Where a line below holds the string "fraction", copy that line.

[begin Extracted information]

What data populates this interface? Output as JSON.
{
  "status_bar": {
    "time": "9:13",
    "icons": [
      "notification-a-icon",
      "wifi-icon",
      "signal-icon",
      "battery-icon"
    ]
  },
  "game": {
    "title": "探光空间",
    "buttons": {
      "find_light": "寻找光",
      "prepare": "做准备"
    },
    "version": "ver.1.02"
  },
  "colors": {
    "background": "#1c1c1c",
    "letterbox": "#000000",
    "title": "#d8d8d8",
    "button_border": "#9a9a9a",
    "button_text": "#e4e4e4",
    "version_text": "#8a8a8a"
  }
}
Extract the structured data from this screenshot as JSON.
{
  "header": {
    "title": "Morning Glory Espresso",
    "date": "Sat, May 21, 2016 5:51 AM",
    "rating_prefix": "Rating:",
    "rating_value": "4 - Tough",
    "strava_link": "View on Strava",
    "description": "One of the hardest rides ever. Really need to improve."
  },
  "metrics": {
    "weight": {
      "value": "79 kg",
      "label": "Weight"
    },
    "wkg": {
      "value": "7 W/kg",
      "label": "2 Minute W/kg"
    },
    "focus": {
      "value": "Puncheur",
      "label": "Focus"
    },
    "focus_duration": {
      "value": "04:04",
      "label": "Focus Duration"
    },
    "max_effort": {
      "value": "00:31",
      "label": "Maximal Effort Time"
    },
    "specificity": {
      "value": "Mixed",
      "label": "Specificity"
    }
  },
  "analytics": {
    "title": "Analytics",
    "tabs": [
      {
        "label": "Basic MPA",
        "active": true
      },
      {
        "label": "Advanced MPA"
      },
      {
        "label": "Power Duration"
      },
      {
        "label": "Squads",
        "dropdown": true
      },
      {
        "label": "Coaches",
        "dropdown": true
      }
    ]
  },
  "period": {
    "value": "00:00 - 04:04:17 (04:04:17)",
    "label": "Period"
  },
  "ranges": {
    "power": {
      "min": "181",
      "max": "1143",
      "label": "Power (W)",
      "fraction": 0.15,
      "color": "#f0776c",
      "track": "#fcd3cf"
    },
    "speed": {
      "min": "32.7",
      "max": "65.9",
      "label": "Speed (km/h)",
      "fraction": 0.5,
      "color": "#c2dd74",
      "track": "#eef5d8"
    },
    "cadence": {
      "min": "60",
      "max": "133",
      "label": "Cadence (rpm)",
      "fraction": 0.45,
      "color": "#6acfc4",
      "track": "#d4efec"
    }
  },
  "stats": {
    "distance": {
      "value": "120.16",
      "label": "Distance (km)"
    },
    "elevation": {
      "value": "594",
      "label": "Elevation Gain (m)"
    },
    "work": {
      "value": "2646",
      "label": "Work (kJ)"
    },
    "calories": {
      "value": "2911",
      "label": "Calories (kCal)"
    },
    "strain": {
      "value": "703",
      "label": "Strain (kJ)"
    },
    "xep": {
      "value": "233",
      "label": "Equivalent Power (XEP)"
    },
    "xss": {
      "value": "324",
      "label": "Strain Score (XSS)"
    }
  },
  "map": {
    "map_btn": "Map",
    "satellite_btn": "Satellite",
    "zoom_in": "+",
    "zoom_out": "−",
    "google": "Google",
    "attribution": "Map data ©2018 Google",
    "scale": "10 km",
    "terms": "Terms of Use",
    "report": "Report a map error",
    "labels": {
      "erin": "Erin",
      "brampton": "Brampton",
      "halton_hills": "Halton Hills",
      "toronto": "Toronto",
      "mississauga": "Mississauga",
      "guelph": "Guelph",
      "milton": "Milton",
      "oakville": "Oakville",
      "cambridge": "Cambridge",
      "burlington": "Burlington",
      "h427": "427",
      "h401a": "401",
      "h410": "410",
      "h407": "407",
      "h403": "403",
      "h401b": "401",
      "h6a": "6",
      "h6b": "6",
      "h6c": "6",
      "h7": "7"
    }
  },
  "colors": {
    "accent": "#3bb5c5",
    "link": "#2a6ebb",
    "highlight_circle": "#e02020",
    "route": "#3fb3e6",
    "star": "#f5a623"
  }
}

[end Extracted information]

* **Complete output**:
      "fraction": 0.15,
      "fraction": 0.5,
      "fraction": 0.45,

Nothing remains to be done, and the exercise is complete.